WHAT YOU WILL DO: Reply with one number only: the count of lines below that contain the word "pass".

RECORD LIST:
----
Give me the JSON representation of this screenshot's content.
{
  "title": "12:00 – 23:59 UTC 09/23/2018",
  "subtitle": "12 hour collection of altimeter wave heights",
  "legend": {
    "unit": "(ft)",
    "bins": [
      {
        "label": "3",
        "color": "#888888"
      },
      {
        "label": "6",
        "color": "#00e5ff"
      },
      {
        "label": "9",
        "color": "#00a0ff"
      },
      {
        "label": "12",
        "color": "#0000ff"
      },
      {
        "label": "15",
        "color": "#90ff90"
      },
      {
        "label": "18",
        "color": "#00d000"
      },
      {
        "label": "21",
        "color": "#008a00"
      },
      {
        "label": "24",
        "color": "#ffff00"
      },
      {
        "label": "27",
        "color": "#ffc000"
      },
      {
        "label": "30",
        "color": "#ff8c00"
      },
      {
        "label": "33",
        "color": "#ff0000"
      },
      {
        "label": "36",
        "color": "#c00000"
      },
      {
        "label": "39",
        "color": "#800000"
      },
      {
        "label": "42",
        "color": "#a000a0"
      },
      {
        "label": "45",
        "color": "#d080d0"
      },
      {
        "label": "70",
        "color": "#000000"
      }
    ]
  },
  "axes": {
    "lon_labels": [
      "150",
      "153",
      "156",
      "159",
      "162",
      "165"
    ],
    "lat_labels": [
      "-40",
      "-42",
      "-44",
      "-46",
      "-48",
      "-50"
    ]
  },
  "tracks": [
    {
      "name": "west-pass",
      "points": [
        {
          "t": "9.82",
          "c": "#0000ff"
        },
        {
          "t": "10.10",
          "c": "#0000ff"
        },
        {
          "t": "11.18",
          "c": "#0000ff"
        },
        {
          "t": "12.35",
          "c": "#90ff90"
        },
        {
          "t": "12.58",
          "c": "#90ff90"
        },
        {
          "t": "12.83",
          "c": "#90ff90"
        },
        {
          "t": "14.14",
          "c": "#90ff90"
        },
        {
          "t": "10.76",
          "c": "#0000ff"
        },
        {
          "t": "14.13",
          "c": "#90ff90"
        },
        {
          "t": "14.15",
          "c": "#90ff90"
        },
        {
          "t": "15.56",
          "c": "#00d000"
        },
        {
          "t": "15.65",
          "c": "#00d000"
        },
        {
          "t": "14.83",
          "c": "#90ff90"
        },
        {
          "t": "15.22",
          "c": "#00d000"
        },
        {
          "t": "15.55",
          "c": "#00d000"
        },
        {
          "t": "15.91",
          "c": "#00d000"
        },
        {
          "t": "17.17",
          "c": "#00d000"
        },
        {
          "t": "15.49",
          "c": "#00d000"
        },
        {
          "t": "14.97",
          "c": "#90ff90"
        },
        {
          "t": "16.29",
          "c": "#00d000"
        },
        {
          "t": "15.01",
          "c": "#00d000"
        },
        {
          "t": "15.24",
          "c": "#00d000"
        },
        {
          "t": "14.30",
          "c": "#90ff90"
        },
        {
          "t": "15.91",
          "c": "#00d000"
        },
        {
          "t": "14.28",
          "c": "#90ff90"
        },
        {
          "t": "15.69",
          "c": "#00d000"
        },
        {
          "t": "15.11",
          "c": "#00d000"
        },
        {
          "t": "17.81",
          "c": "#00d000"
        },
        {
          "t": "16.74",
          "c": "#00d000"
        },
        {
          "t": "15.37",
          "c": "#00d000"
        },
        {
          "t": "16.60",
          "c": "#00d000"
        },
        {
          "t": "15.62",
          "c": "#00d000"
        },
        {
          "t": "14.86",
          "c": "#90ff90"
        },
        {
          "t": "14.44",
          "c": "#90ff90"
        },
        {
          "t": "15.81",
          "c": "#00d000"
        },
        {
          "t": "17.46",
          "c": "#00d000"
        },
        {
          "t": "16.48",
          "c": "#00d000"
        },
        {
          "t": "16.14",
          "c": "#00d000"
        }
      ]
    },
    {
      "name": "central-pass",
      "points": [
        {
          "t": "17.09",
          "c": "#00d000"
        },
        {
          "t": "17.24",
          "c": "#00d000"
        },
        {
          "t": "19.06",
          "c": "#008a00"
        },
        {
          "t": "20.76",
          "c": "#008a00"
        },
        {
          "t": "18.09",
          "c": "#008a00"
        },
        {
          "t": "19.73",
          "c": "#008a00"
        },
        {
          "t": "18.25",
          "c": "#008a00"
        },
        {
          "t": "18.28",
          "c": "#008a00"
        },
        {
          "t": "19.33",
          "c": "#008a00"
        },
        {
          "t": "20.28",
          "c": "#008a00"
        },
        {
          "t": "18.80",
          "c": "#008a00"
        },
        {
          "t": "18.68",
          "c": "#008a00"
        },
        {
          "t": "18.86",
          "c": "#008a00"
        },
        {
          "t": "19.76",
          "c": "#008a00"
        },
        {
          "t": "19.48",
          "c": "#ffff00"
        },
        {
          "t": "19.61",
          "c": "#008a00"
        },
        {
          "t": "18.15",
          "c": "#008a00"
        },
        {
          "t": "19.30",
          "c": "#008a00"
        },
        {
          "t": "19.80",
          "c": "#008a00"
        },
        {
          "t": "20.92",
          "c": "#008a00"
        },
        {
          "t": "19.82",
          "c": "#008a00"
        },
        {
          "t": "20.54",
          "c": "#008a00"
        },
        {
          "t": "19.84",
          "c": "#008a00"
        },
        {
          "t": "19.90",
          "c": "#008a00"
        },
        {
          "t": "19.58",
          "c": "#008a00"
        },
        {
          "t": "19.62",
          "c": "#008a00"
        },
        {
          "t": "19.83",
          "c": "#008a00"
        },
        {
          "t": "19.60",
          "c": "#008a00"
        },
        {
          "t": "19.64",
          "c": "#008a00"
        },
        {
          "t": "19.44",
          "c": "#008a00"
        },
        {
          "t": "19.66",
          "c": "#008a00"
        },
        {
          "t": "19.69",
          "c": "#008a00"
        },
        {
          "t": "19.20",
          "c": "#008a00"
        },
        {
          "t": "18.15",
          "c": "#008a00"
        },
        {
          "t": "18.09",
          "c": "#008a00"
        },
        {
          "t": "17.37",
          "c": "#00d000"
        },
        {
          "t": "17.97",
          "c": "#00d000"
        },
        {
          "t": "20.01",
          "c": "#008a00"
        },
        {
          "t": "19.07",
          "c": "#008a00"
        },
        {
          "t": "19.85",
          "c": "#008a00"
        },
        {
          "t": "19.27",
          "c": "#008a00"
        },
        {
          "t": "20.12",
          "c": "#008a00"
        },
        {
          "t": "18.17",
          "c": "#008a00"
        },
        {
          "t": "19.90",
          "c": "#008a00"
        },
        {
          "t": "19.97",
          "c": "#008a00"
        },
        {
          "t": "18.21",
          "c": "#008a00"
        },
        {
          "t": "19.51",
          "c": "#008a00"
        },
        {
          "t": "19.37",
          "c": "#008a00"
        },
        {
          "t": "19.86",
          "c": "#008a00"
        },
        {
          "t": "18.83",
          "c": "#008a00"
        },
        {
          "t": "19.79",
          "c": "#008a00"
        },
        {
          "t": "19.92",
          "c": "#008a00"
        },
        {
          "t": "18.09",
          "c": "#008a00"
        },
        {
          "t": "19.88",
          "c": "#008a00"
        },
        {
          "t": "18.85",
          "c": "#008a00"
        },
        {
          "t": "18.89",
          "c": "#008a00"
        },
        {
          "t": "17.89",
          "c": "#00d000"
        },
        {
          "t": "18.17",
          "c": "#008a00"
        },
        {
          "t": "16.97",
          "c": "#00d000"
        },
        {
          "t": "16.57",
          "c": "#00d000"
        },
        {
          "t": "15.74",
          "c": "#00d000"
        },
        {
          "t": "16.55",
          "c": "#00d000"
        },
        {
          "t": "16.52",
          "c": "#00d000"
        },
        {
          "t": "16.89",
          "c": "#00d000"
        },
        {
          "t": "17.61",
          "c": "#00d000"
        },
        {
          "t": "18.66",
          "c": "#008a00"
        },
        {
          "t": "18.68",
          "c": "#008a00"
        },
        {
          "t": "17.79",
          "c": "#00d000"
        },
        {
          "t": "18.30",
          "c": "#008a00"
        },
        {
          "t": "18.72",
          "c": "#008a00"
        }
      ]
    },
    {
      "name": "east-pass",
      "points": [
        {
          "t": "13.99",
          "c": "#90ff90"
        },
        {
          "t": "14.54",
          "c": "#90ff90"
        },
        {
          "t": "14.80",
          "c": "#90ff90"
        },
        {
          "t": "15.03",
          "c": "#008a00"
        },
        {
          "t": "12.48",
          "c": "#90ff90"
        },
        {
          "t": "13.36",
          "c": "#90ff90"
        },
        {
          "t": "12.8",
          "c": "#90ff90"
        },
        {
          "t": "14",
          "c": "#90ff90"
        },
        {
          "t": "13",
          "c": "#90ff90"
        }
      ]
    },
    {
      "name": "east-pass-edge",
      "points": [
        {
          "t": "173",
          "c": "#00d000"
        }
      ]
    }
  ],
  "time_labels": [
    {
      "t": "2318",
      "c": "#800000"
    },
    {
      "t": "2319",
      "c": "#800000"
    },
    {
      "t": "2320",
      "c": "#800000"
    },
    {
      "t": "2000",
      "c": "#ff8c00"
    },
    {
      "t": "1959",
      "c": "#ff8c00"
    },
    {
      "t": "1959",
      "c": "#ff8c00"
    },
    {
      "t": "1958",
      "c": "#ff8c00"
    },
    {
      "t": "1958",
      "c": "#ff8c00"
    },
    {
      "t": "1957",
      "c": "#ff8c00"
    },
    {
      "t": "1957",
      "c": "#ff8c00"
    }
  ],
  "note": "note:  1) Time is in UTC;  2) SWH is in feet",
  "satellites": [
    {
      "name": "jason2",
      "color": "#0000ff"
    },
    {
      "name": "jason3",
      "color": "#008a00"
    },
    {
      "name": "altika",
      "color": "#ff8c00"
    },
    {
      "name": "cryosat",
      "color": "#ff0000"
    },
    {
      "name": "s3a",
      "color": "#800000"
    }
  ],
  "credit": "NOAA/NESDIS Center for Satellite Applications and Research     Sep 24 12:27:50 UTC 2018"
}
----
REPLY: 4